— START —
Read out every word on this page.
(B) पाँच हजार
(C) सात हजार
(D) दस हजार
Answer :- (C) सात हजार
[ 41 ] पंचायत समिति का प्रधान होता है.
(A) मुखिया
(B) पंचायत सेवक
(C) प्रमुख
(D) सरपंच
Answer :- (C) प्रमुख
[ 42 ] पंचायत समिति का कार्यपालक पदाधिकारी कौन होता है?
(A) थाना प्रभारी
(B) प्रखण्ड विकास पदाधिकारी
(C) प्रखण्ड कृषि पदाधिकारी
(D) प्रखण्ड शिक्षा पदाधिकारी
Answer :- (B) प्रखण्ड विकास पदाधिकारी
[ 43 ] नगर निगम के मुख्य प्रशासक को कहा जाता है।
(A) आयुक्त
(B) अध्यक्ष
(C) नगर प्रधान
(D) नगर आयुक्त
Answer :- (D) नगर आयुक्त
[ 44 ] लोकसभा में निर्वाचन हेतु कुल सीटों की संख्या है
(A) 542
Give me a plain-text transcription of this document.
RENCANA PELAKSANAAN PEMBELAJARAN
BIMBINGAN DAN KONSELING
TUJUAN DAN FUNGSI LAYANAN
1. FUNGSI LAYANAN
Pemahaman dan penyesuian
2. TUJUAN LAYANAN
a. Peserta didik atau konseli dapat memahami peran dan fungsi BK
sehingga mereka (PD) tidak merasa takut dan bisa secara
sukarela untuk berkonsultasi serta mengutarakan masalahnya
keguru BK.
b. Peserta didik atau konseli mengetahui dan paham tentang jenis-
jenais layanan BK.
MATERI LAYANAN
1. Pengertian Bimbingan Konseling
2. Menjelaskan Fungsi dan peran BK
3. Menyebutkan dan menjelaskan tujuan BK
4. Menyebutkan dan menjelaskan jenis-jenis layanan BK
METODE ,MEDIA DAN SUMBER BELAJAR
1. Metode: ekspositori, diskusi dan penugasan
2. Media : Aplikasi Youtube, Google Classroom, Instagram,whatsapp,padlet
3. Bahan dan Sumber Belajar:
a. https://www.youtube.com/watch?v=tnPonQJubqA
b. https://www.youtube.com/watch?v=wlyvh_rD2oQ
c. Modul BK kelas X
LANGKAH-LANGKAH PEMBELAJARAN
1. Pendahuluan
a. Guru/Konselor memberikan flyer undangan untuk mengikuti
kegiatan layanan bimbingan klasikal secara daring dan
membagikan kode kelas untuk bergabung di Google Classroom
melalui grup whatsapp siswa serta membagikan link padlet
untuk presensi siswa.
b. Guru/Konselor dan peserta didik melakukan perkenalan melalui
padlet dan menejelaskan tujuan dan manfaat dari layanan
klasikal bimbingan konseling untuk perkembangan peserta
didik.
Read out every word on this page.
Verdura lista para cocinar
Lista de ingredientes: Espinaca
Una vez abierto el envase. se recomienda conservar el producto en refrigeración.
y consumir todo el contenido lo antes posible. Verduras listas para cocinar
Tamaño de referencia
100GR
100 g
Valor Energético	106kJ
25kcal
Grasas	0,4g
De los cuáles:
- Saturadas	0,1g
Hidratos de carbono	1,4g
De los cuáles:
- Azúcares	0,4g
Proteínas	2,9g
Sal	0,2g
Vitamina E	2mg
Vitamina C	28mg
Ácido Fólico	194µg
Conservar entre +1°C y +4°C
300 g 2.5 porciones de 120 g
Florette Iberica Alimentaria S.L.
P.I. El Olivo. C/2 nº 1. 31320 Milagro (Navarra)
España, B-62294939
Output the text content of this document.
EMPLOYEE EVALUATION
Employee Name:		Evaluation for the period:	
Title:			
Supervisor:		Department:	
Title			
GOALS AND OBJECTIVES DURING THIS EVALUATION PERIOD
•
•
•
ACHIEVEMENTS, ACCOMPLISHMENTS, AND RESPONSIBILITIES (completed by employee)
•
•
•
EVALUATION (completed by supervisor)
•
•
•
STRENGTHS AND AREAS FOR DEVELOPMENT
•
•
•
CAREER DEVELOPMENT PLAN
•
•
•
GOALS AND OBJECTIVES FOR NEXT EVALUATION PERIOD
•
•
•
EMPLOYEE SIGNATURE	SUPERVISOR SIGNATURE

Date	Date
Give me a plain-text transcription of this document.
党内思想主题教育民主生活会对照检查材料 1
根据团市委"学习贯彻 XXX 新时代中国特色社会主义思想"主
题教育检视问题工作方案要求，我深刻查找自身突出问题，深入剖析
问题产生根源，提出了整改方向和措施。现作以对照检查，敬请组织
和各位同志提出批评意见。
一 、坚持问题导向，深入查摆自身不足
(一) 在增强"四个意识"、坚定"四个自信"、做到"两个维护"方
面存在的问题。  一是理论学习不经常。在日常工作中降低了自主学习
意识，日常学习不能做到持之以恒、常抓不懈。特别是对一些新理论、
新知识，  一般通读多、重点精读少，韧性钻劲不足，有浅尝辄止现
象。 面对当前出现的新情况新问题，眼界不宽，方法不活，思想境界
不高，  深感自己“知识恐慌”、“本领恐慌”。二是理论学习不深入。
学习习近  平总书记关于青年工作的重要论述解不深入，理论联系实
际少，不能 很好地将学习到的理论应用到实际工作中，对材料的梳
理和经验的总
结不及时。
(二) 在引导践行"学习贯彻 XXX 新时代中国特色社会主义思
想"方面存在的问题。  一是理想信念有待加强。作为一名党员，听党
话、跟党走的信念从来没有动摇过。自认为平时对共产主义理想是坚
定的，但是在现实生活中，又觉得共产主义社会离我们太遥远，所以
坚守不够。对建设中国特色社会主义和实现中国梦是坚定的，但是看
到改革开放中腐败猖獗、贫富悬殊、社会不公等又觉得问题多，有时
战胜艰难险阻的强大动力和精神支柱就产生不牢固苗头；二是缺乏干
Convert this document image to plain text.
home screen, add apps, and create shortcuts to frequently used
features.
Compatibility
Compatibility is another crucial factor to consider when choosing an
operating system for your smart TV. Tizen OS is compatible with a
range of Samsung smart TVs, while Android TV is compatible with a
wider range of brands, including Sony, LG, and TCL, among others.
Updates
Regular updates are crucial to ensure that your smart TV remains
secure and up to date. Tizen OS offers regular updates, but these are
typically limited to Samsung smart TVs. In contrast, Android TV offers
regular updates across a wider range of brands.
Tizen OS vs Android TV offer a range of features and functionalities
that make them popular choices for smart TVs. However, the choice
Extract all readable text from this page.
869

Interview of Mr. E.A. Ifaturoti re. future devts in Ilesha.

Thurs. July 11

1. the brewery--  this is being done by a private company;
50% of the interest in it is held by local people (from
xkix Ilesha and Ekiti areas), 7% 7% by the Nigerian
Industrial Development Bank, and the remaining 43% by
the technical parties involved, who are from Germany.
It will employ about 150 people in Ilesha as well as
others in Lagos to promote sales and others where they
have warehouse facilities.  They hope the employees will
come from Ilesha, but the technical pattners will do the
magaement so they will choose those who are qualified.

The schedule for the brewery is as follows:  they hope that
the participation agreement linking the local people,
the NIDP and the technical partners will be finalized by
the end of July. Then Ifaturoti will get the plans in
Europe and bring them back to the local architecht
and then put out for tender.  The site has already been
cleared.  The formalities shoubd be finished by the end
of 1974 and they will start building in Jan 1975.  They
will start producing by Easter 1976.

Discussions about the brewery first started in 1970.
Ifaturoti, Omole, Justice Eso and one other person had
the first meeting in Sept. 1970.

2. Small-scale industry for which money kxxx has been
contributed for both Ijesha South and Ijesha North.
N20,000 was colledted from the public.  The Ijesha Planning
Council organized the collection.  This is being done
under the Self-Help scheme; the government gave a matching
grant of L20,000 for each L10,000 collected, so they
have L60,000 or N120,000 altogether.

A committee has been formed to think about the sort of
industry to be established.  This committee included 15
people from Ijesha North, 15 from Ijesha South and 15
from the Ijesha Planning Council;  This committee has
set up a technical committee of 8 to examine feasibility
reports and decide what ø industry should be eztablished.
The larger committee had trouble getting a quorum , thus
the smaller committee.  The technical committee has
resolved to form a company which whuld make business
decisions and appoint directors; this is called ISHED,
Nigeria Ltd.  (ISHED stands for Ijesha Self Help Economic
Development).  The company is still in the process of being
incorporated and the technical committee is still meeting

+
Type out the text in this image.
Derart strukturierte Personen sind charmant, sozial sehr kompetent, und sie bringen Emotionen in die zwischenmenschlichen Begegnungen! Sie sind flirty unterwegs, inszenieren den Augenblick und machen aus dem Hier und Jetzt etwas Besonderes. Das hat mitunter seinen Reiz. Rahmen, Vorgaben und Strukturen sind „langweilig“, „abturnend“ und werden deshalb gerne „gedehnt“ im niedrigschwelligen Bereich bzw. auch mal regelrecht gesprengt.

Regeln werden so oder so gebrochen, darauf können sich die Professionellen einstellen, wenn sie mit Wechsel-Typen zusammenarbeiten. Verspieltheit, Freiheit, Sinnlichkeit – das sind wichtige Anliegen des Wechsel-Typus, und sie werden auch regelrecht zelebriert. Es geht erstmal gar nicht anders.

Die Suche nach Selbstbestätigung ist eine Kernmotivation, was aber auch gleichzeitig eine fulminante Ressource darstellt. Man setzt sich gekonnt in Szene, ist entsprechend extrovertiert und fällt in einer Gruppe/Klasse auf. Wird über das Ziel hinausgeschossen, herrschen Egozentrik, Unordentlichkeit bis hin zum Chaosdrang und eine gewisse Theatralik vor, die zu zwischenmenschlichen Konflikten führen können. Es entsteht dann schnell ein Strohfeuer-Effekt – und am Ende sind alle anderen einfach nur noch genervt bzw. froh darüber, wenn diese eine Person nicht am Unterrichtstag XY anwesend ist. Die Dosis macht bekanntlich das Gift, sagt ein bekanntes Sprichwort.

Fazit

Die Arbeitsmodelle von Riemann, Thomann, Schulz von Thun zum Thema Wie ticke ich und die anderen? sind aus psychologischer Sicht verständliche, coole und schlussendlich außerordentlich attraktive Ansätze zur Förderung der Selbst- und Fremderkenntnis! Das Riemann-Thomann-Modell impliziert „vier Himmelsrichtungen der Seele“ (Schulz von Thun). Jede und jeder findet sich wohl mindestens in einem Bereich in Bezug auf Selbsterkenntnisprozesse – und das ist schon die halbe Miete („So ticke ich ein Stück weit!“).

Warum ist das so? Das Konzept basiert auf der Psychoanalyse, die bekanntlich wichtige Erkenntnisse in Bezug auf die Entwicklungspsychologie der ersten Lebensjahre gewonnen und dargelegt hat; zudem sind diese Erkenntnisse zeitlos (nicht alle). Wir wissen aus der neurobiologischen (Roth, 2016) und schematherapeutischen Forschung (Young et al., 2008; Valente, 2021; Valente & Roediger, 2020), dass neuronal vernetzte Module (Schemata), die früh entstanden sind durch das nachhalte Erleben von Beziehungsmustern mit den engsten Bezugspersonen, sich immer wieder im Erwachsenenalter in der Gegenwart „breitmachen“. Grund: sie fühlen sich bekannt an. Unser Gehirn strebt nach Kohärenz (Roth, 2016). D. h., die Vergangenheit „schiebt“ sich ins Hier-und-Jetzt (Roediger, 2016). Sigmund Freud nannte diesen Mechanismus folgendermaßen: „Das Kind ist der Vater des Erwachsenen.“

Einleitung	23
— END —
-- Short problem --
Go through the listing above and locate each line that holds the word "Council". Copy those lines.

-- Written response --
Council organized the collection.  This is being done
from the Ijesha Planning Council;  This committee has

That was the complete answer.